[Stored data]
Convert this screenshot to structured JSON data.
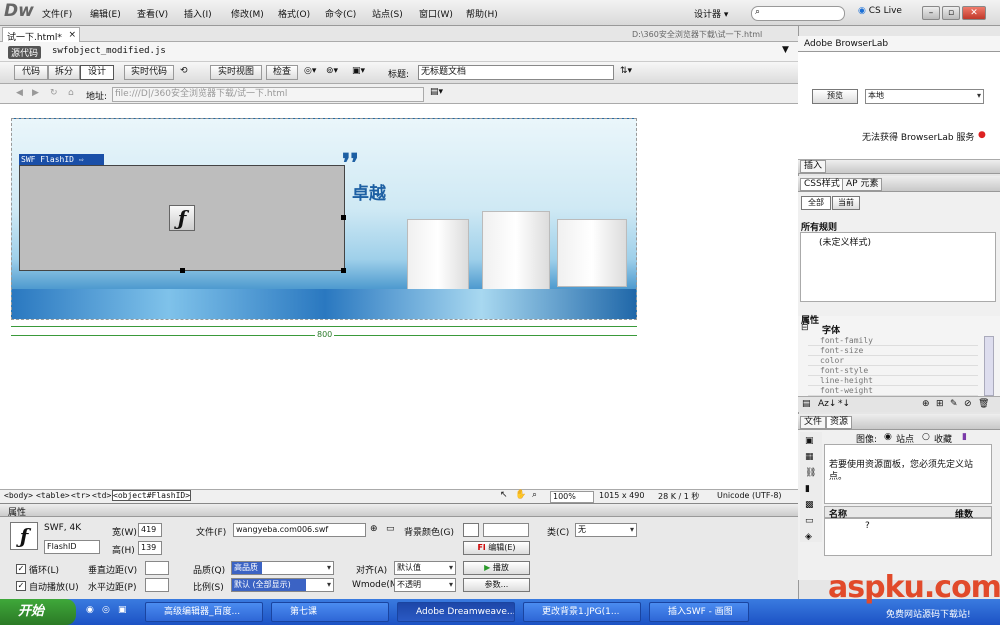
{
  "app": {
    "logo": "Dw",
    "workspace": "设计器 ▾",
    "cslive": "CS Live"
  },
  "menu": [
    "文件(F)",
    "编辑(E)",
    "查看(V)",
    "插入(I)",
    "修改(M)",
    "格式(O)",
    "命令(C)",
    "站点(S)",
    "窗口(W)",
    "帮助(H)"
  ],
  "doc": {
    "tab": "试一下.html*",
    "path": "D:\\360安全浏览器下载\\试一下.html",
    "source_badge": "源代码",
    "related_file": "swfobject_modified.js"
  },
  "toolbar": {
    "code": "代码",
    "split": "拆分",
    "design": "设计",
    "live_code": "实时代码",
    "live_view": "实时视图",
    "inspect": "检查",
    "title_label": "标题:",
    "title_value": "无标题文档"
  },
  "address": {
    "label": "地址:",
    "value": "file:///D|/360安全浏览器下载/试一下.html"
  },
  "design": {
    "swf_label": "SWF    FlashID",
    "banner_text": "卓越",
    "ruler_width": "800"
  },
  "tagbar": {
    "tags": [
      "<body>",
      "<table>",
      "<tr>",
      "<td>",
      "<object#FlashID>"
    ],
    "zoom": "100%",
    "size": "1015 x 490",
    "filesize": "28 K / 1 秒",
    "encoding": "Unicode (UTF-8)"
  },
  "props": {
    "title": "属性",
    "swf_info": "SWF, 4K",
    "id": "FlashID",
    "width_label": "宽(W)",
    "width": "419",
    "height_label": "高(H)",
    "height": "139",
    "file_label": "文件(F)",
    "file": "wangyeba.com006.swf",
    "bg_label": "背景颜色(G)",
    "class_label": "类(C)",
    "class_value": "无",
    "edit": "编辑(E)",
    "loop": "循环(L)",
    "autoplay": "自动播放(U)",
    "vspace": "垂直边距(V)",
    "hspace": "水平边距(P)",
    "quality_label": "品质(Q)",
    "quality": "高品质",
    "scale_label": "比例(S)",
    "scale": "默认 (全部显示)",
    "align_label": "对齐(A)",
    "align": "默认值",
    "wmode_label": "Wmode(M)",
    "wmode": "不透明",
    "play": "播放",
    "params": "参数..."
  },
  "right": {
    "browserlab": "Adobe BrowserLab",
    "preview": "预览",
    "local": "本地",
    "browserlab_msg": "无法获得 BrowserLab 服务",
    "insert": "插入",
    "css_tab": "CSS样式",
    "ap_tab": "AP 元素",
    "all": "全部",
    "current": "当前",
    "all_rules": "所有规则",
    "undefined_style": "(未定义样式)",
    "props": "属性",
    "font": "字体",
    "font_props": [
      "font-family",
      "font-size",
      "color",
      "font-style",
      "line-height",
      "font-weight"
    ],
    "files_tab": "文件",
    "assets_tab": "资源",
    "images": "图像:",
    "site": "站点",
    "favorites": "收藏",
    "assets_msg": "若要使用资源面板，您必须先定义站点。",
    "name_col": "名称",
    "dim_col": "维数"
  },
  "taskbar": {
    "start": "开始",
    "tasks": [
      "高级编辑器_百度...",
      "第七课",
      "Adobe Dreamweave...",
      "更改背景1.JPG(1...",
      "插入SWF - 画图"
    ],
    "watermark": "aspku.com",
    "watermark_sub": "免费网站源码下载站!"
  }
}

==

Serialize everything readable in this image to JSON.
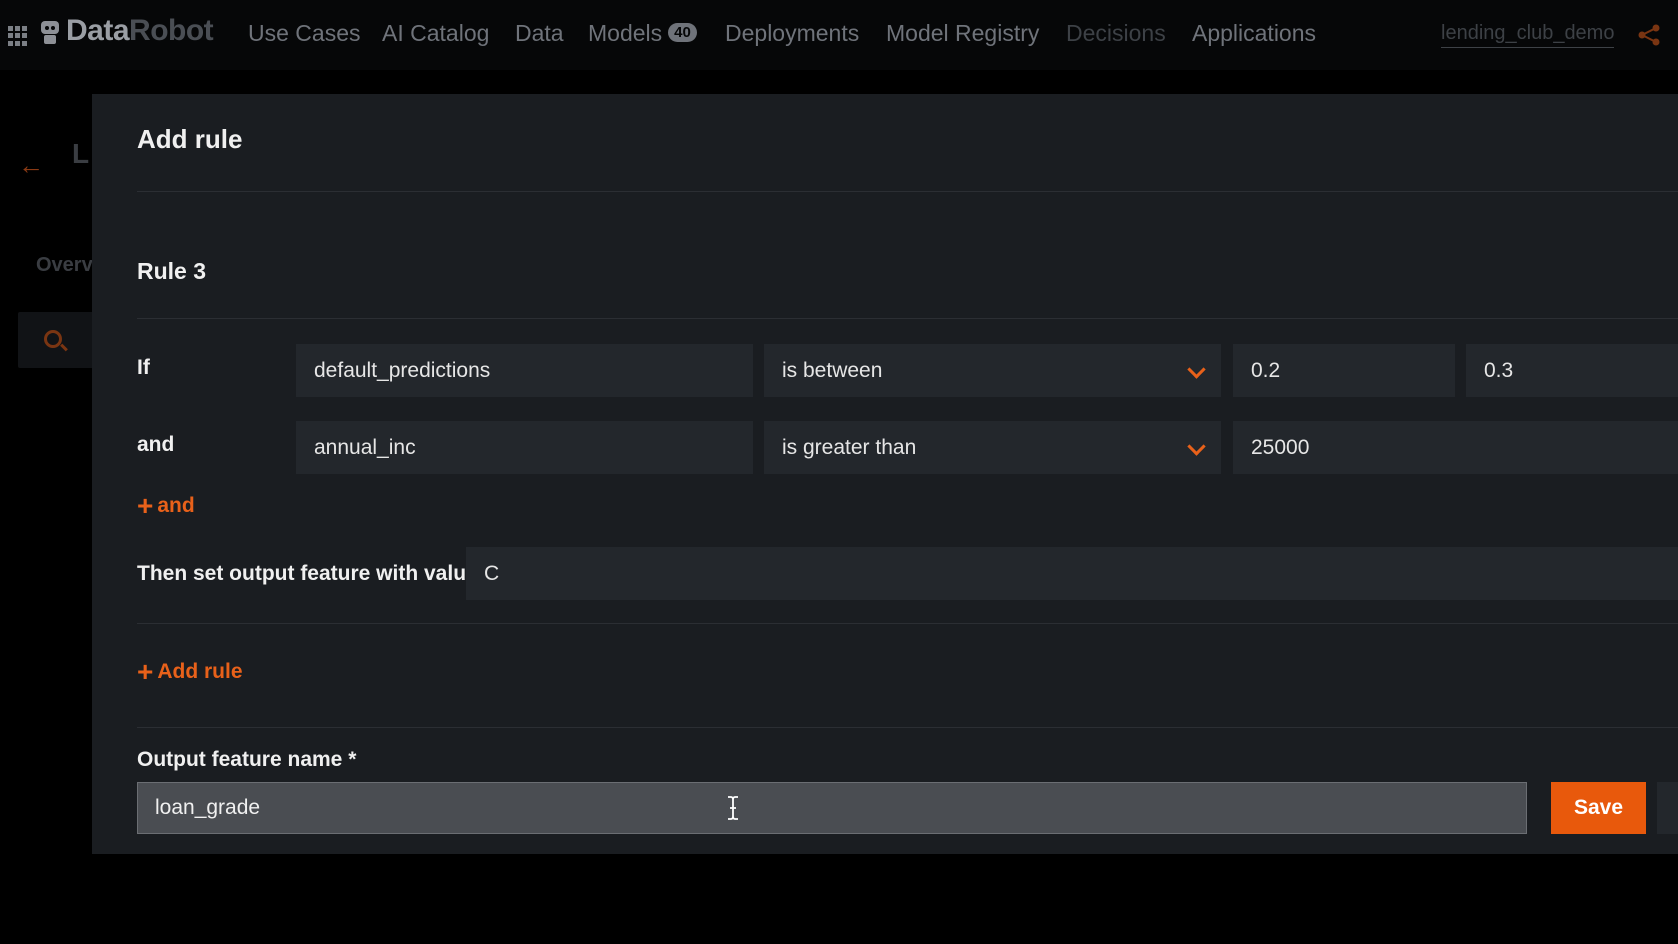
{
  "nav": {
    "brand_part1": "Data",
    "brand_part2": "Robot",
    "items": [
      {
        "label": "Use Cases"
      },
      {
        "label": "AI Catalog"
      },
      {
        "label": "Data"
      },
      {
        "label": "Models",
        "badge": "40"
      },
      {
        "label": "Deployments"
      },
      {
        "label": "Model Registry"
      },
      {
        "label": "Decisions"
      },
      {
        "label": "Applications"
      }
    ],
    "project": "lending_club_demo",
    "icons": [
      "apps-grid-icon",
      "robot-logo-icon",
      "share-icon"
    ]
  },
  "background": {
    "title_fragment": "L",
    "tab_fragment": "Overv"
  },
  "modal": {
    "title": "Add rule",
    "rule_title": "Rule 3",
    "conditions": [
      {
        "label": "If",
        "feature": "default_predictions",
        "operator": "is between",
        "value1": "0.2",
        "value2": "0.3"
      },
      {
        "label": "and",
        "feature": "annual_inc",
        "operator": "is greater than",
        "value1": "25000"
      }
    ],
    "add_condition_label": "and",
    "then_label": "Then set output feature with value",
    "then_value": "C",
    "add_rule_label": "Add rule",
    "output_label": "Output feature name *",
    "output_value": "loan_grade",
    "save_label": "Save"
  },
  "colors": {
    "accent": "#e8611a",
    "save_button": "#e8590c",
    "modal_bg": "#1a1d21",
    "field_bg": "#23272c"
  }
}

- What is needed -
From the listing above, return each line with the word "html".

- The result -
    "tab": "试一下.html*",
    "path": "D:\\360安全浏览器下载\\试一下.html",
    "value": "file:///D|/360安全浏览器下载/试一下.html"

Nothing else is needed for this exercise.